| DATA FOR THIS TASK |

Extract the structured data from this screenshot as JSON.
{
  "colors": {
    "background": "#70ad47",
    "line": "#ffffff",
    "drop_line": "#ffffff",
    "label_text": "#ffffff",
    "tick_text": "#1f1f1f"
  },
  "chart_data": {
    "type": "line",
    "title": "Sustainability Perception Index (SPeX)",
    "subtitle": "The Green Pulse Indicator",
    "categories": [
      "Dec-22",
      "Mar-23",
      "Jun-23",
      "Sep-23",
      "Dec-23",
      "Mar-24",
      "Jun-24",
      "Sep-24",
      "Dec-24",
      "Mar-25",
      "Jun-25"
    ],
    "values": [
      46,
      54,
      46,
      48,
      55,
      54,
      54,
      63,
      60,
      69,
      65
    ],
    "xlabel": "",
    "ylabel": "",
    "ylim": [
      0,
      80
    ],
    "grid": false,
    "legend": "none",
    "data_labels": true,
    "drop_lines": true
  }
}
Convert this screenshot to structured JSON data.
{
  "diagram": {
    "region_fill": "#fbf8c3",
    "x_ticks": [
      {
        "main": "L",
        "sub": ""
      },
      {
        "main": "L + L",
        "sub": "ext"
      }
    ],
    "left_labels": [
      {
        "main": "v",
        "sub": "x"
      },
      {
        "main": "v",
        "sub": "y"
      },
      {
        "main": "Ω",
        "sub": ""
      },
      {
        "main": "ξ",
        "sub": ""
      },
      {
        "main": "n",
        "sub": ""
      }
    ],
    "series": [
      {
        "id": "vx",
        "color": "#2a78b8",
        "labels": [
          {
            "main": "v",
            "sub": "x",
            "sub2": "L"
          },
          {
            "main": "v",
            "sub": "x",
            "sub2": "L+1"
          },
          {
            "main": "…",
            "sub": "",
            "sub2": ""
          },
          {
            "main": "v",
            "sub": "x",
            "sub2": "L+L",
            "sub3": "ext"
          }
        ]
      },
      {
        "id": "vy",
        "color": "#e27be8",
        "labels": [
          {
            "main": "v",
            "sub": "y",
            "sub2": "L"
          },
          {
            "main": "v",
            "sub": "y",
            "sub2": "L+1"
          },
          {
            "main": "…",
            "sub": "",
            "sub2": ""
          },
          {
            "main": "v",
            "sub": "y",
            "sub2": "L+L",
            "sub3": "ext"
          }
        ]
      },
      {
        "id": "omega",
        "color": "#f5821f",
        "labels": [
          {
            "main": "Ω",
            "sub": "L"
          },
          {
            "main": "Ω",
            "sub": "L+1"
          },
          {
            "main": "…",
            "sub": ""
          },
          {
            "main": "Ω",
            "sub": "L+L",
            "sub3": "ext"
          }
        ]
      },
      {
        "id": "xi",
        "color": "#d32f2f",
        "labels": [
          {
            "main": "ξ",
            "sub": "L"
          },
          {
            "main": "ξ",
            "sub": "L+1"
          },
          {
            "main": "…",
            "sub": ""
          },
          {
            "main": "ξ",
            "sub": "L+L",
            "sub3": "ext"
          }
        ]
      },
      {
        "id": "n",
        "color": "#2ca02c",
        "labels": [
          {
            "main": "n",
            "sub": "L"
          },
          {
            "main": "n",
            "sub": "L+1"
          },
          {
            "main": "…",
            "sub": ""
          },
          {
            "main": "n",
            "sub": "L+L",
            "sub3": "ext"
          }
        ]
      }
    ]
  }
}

| TASK REQUIREMENTS |
Reproduce the data, keeping every line exactly the same.

| FULL ANSWER |
Extract the structured data from this screenshot as JSON.
{
  "colors": {
    "background": "#70ad47",
    "line": "#ffffff",
    "drop_line": "#ffffff",
    "label_text": "#ffffff",
    "tick_text": "#1f1f1f"
  },
  "chart_data": {
    "type": "line",
    "title": "Sustainability Perception Index (SPeX)",
    "subtitle": "The Green Pulse Indicator",
    "categories": [
      "Dec-22",
      "Mar-23",
      "Jun-23",
      "Sep-23",
      "Dec-23",
      "Mar-24",
      "Jun-24",
      "Sep-24",
      "Dec-24",
      "Mar-25",
      "Jun-25"
    ],
    "values": [
      46,
      54,
      46,
      48,
      55,
      54,
      54,
      63,
      60,
      69,
      65
    ],
    "xlabel": "",
    "ylabel": "",
    "ylim": [
      0,
      80
    ],
    "grid": false,
    "legend": "none",
    "data_labels": true,
    "drop_lines": true
  }
}
Convert this screenshot to structured JSON data.
{
  "diagram": {
    "region_fill": "#fbf8c3",
    "x_ticks": [
      {
        "main": "L",
        "sub": ""
      },
      {
        "main": "L + L",
        "sub": "ext"
      }
    ],
    "left_labels": [
      {
        "main": "v",
        "sub": "x"
      },
      {
        "main": "v",
        "sub": "y"
      },
      {
        "main": "Ω",
        "sub": ""
      },
      {
        "main": "ξ",
        "sub": ""
      },
      {
        "main": "n",
        "sub": ""
      }
    ],
    "series": [
      {
        "id": "vx",
        "color": "#2a78b8",
        "labels": [
          {
            "main": "v",
            "sub": "x",
            "sub2": "L"
          },
          {
            "main": "v",
            "sub": "x",
            "sub2": "L+1"
          },
          {
            "main": "…",
            "sub": "",
            "sub2": ""
          },
          {
            "main": "v",
            "sub": "x",
            "sub2": "L+L",
            "sub3": "ext"
          }
        ]
      },
      {
        "id": "vy",
        "color": "#e27be8",
        "labels": [
          {
            "main": "v",
            "sub": "y",
            "sub2": "L"
          },
          {
            "main": "v",
            "sub": "y",
            "sub2": "L+1"
          },
          {
            "main": "…",
            "sub": "",
            "sub2": ""
          },
          {
            "main": "v",
            "sub": "y",
            "sub2": "L+L",
            "sub3": "ext"
          }
        ]
      },
      {
        "id": "omega",
        "color": "#f5821f",
        "labels": [
          {
            "main": "Ω",
            "sub": "L"
          },
          {
            "main": "Ω",
            "sub": "L+1"
          },
          {
            "main": "…",
            "sub": ""
          },
          {
            "main": "Ω",
            "sub": "L+L",
            "sub3": "ext"
          }
        ]
      },
      {
        "id": "xi",
        "color": "#d32f2f",
        "labels": [
          {
            "main": "ξ",
            "sub": "L"
          },
          {
            "main": "ξ",
            "sub": "L+1"
          },
          {
            "main": "…",
            "sub": ""
          },
          {
            "main": "ξ",
            "sub": "L+L",
            "sub3": "ext"
          }
        ]
      },
      {
        "id": "n",
        "color": "#2ca02c",
        "labels": [
          {
            "main": "n",
            "sub": "L"
          },
          {
            "main": "n",
            "sub": "L+1"
          },
          {
            "main": "…",
            "sub": ""
          },
          {
            "main": "n",
            "sub": "L+L",
            "sub3": "ext"
          }
        ]
      }
    ]
  }
}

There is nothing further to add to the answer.